- _Exercise requirements_: Determine which lines contain the word "Model", then copy those lines.

- _Records provided_:
▬▬▬

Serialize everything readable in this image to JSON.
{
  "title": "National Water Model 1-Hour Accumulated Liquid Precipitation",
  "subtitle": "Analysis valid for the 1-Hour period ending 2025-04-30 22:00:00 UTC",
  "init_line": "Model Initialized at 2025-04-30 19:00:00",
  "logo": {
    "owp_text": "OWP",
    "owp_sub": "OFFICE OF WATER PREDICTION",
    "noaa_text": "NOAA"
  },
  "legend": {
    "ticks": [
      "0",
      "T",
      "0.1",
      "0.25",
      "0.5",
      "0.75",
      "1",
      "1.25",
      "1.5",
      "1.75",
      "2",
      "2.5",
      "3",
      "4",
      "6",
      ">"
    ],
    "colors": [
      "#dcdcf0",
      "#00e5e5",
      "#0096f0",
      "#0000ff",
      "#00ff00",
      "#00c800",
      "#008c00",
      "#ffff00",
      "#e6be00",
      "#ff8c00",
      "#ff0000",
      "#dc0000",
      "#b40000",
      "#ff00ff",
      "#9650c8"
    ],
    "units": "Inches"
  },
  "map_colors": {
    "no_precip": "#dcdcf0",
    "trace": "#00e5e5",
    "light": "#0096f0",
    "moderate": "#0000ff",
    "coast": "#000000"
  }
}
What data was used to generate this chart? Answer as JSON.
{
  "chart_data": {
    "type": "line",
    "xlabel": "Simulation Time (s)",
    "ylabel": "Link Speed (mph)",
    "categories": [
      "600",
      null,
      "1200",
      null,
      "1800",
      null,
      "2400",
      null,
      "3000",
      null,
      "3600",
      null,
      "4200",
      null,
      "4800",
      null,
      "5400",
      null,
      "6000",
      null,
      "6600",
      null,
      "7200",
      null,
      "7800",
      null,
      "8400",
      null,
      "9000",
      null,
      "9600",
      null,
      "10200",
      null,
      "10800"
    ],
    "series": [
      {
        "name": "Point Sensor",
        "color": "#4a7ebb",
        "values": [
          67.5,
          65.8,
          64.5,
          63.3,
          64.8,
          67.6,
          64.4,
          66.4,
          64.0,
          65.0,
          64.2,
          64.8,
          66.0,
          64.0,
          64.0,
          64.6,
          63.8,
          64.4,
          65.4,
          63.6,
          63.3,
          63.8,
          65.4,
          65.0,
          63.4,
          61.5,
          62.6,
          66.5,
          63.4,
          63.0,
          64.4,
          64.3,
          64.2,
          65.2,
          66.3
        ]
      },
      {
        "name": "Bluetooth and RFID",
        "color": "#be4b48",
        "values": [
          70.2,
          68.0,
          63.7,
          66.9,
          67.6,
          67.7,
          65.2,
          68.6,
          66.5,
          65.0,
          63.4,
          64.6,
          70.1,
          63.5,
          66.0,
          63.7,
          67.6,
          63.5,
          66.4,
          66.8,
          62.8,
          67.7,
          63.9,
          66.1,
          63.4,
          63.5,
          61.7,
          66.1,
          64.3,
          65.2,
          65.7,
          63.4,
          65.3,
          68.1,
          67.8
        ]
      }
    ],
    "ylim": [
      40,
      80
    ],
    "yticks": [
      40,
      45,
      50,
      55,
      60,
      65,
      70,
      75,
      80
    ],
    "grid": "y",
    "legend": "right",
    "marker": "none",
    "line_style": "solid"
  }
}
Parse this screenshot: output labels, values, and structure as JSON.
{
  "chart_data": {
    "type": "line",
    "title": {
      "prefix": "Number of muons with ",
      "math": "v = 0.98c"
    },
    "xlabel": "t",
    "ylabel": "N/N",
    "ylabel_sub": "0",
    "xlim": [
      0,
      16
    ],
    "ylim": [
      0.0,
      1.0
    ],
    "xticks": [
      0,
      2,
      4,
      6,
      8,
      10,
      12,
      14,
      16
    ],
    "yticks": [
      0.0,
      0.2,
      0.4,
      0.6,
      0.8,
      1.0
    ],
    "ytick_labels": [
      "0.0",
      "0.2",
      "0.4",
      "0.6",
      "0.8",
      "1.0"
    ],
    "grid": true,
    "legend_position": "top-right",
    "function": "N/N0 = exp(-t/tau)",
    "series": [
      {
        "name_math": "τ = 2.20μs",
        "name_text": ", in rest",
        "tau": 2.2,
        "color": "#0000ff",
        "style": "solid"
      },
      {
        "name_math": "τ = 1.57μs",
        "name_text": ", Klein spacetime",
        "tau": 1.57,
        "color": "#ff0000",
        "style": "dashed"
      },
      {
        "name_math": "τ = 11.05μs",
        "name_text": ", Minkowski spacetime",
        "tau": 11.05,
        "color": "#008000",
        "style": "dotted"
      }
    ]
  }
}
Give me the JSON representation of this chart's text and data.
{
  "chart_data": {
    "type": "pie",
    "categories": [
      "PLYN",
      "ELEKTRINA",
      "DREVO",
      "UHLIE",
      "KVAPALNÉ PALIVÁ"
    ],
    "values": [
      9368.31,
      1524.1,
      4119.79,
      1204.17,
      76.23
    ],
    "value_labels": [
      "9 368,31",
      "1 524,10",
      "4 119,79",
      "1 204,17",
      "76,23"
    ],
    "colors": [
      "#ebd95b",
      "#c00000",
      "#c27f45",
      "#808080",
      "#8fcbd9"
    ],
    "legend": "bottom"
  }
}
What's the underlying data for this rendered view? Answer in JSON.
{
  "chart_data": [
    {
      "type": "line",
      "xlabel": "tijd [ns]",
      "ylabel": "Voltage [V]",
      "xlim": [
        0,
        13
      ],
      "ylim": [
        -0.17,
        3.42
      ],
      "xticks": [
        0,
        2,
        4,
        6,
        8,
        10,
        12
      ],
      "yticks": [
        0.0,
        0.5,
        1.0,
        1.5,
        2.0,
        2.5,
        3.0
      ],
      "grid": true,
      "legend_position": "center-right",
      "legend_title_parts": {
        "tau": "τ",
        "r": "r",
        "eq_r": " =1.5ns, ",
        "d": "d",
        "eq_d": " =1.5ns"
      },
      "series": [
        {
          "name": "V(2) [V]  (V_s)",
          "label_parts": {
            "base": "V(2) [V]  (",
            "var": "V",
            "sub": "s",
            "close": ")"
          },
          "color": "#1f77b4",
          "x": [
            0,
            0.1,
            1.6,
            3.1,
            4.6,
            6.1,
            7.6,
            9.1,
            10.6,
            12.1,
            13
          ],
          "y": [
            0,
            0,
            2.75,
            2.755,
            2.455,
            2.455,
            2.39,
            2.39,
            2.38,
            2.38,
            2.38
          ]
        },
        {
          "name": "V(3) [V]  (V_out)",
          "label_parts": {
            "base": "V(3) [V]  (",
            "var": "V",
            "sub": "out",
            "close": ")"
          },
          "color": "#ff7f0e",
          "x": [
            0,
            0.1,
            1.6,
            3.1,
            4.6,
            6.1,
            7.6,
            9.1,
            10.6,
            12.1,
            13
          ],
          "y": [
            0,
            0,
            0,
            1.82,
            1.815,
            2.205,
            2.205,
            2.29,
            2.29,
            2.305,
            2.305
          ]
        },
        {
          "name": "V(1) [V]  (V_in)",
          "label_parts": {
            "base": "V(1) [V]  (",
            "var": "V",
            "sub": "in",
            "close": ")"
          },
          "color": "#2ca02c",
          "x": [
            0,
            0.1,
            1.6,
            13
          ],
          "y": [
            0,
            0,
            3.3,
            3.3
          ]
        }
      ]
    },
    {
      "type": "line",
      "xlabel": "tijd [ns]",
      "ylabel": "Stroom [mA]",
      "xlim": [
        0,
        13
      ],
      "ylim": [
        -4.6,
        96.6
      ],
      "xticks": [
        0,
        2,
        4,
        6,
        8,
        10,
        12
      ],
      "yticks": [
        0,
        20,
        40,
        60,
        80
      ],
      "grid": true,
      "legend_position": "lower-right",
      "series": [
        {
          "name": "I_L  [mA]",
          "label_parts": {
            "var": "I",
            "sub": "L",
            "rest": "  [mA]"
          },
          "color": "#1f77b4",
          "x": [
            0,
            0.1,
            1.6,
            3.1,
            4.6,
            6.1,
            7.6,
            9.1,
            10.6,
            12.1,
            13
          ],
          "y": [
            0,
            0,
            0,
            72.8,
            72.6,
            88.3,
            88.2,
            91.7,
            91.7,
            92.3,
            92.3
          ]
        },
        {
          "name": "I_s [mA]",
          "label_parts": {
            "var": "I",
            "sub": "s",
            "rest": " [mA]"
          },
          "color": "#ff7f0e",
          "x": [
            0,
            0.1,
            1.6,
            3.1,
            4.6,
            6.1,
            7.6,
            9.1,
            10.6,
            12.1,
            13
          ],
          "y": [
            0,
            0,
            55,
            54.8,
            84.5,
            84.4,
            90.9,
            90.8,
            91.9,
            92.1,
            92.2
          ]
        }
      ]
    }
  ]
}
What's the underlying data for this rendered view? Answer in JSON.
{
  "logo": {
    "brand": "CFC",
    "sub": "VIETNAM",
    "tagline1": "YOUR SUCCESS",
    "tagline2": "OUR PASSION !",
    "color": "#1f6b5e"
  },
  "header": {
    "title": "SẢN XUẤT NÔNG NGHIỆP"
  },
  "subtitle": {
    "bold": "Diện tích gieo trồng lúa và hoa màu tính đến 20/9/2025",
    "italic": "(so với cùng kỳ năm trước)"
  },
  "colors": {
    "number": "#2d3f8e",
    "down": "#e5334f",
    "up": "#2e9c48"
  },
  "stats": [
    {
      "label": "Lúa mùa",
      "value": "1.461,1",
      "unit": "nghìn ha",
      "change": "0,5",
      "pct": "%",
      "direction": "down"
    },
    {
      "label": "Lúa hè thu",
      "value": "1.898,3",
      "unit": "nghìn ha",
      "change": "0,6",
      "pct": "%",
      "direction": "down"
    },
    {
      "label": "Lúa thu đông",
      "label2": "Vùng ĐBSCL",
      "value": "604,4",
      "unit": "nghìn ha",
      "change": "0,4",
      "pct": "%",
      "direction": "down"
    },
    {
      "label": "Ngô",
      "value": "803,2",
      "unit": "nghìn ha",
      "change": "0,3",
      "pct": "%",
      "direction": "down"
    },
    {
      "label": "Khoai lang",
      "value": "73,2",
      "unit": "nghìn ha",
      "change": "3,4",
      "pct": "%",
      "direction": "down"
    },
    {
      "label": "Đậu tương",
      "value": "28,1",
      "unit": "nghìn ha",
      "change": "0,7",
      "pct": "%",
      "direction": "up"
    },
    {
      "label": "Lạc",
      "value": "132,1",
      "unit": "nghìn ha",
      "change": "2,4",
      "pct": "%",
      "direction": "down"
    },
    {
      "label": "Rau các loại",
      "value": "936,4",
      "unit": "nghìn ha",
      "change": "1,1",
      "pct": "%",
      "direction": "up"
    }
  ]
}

▬▬▬

- _Exercise solution_:
  "title": "National Water Model 1-Hour Accumulated Liquid Precipitation",
  "init_line": "Model Initialized at 2025-04-30 19:00:00",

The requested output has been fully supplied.